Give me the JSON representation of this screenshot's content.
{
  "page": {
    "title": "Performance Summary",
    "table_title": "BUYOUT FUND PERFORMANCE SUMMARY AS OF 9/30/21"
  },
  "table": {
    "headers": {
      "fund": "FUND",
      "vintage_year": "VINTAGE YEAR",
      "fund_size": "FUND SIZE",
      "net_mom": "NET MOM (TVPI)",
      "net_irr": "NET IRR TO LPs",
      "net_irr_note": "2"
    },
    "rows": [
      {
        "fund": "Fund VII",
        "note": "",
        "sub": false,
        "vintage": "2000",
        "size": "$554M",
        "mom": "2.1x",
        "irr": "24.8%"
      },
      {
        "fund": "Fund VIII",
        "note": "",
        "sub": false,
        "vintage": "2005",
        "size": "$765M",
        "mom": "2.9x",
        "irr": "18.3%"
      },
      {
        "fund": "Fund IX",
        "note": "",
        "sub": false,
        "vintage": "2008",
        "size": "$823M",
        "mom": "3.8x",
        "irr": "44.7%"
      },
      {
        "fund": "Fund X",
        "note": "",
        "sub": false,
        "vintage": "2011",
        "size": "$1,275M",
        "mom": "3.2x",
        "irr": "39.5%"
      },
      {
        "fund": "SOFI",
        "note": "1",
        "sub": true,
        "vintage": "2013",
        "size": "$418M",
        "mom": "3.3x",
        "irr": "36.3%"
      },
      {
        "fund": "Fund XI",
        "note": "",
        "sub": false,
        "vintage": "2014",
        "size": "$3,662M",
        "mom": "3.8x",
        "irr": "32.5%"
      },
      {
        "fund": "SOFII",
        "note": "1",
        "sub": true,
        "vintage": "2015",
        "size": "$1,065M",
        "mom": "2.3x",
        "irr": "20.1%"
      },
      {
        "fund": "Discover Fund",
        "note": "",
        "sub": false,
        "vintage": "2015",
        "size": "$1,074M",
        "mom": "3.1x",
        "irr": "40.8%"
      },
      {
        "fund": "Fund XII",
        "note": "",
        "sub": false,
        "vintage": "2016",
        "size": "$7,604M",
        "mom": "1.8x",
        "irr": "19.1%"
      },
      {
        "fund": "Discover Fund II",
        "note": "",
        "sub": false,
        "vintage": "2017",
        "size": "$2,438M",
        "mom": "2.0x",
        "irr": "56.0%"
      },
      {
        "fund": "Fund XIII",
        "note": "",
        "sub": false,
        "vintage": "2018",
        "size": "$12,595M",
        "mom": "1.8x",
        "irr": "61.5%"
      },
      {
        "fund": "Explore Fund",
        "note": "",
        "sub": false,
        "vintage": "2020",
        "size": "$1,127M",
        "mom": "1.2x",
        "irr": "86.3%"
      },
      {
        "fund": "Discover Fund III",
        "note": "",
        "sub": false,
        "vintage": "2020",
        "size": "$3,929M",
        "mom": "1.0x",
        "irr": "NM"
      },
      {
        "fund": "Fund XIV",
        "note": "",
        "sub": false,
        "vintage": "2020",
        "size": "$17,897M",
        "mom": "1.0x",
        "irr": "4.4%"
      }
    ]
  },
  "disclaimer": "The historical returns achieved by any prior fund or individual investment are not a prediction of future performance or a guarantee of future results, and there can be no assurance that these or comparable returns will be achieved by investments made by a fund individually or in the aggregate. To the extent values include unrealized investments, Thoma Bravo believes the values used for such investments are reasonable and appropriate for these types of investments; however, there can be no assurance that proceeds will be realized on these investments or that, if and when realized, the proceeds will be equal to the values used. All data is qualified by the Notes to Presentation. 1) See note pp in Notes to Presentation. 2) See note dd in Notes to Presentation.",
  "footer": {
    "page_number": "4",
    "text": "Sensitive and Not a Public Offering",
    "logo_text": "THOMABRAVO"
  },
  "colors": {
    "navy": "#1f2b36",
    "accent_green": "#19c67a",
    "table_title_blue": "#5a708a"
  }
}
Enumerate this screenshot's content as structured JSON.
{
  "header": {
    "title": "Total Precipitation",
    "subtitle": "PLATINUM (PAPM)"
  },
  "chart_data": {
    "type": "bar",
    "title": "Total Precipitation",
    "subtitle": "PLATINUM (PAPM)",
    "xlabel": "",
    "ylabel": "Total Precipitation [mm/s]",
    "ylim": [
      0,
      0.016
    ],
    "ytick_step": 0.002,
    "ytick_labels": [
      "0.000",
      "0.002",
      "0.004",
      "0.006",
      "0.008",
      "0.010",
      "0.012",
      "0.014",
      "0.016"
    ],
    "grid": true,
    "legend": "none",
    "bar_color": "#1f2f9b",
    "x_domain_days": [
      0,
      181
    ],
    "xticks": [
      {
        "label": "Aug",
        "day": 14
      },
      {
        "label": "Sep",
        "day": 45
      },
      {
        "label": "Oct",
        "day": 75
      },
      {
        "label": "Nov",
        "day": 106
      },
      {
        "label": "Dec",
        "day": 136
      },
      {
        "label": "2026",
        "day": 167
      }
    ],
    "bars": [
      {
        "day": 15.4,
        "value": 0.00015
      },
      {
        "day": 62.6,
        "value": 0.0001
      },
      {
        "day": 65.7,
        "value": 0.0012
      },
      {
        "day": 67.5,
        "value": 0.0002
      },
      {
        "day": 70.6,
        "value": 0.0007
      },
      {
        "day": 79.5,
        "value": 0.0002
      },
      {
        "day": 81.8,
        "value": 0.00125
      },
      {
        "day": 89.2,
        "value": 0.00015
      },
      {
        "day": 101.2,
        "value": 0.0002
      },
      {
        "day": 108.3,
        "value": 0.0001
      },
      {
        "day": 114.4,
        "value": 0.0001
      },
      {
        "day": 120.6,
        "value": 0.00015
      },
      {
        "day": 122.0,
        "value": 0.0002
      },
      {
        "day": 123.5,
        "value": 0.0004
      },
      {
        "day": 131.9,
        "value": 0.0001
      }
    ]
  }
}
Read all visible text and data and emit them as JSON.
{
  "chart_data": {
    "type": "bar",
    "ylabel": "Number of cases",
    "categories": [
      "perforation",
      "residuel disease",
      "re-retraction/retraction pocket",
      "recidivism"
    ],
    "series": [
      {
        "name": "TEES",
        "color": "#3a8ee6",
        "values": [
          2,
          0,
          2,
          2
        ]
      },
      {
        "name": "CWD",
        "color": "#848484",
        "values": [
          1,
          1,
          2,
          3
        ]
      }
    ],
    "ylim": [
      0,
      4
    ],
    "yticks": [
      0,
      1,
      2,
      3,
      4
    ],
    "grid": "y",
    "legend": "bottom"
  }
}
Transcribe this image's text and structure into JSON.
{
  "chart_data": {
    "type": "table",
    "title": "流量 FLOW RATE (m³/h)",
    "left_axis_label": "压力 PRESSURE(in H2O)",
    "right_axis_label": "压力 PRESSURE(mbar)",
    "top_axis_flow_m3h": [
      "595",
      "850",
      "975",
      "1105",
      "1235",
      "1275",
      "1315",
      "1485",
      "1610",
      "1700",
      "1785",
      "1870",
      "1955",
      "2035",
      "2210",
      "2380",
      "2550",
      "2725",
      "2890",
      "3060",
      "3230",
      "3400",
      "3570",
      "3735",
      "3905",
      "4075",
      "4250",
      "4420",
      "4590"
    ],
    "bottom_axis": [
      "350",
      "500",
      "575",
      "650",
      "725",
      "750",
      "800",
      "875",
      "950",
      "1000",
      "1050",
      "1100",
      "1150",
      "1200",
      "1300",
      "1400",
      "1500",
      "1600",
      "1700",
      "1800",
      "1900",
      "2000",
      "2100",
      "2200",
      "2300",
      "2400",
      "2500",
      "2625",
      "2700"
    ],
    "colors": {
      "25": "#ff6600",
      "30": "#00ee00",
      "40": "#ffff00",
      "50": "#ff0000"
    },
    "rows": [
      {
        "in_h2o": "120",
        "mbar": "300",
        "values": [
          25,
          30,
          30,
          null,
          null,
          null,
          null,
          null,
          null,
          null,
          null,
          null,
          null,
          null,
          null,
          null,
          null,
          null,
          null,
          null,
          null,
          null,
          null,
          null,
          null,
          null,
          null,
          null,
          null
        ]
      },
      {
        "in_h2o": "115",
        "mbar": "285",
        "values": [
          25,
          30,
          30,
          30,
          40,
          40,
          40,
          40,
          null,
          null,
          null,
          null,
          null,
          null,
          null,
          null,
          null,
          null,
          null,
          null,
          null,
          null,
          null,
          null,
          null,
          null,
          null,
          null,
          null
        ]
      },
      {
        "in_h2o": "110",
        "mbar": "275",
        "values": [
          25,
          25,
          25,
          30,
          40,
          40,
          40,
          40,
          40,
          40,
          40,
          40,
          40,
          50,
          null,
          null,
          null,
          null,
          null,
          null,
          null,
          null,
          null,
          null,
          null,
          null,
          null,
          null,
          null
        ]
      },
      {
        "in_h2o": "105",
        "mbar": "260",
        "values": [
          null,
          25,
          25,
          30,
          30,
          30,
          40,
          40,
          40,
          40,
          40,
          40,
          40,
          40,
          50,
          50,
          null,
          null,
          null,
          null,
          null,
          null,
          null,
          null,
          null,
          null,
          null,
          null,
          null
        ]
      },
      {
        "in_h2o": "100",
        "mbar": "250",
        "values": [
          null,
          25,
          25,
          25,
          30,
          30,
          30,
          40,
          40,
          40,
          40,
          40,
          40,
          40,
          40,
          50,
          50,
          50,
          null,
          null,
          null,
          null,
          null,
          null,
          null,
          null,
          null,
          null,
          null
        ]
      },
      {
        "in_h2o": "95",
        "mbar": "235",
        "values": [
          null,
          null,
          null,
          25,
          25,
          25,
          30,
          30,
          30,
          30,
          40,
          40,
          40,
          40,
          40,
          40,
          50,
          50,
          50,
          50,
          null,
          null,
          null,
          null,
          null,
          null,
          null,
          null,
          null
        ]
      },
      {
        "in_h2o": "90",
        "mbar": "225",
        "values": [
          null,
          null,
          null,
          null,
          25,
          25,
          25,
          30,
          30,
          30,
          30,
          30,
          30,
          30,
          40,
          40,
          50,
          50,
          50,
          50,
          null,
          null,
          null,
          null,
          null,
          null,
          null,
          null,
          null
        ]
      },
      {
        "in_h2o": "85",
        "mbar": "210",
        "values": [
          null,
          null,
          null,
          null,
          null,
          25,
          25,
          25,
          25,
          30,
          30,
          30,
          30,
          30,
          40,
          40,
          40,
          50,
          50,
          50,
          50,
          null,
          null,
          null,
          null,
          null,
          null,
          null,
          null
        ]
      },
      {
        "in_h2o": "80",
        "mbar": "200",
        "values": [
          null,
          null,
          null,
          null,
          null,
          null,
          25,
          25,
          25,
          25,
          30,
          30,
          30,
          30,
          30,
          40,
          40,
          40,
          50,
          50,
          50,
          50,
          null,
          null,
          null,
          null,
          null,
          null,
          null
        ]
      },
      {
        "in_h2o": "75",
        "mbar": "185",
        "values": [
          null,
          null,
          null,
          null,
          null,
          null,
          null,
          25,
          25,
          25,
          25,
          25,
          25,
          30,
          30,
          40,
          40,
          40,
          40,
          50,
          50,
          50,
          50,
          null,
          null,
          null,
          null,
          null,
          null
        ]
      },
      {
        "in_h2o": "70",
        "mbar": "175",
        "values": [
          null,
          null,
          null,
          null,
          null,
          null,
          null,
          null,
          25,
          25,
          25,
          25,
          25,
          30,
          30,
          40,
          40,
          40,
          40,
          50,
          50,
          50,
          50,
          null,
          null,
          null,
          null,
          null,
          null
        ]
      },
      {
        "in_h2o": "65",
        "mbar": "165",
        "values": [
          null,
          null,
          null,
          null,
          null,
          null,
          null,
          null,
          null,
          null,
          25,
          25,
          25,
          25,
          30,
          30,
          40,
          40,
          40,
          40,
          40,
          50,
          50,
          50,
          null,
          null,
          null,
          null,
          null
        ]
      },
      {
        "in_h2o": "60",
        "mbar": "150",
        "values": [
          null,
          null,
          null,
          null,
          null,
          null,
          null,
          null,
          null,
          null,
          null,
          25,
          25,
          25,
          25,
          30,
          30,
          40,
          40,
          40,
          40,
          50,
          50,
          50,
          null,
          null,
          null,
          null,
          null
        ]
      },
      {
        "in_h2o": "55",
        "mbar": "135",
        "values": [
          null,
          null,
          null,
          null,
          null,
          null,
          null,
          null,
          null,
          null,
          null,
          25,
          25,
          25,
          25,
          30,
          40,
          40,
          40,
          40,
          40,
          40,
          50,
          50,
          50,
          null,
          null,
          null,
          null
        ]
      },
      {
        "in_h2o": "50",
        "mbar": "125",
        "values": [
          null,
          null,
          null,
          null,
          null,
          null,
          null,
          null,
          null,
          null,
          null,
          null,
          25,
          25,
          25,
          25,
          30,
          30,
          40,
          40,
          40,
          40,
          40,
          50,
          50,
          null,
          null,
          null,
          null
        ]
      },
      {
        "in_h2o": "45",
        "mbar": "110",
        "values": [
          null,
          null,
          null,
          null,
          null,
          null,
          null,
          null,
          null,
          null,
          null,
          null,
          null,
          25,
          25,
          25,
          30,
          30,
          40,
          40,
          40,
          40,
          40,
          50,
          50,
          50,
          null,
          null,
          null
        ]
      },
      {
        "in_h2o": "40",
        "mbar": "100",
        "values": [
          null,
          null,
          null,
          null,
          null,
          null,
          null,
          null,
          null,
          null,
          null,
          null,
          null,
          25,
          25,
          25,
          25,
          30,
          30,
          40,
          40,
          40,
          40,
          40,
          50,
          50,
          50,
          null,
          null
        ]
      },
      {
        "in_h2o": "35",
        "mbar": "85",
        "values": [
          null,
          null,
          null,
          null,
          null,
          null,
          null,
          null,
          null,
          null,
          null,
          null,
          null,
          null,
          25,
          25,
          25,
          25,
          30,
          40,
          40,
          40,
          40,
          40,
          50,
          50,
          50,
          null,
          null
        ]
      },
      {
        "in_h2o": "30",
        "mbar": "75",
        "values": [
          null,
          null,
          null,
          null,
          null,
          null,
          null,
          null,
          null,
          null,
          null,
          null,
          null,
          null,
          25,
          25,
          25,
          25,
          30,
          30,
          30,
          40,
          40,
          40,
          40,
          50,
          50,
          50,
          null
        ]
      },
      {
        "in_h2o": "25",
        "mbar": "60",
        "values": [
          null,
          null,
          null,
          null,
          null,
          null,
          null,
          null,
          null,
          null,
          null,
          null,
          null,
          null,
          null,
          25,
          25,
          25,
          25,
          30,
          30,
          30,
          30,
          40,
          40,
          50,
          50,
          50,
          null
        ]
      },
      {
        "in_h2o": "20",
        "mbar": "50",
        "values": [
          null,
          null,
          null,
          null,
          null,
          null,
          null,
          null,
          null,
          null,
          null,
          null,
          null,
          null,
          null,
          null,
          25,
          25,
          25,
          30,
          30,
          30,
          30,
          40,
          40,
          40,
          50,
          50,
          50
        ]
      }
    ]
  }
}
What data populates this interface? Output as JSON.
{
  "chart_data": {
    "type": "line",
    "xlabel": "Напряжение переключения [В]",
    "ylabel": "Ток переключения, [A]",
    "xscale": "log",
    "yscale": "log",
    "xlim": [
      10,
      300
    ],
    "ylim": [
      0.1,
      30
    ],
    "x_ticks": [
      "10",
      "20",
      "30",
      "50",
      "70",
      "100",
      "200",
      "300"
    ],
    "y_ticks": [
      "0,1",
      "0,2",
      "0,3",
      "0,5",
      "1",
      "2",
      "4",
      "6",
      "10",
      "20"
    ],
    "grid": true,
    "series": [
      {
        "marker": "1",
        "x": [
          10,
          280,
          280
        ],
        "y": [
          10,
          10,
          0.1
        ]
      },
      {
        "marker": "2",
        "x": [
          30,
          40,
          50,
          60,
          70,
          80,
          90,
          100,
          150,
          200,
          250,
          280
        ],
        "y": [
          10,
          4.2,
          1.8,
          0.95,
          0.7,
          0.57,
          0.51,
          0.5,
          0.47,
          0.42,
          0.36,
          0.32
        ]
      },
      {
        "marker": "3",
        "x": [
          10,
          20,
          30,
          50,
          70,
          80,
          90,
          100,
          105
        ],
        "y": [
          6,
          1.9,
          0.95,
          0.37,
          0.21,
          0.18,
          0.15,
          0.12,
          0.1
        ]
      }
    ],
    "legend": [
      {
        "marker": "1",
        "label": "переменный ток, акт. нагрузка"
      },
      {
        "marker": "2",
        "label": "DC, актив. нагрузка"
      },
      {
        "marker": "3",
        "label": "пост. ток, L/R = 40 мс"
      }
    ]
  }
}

════

== Work to do ==
Locate the word "переключения" in the entries, and copy every line where it is found.

== Finished answer ==
    "xlabel": "Напряжение переключения [В]",
    "ylabel": "Ток переключения, [A]",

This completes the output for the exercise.